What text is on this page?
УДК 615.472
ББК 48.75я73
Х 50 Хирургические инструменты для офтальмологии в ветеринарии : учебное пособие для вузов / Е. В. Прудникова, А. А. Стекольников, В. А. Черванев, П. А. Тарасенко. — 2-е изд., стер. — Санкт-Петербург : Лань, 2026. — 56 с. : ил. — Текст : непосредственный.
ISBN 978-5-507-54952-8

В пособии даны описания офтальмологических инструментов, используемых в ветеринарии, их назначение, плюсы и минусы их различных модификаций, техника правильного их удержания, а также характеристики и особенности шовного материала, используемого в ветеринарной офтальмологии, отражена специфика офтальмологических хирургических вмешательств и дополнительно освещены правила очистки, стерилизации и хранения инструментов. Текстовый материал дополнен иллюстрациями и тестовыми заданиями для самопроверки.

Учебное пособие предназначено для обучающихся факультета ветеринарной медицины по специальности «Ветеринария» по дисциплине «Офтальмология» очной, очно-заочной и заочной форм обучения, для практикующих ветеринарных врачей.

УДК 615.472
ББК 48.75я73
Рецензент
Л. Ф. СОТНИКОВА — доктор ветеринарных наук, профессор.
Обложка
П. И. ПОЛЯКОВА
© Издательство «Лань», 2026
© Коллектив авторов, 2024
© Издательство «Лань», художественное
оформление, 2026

════════

→ What you are asked to do
Determine how many lines of the records above contain the word "Лань", and report only that number.

→ Result
3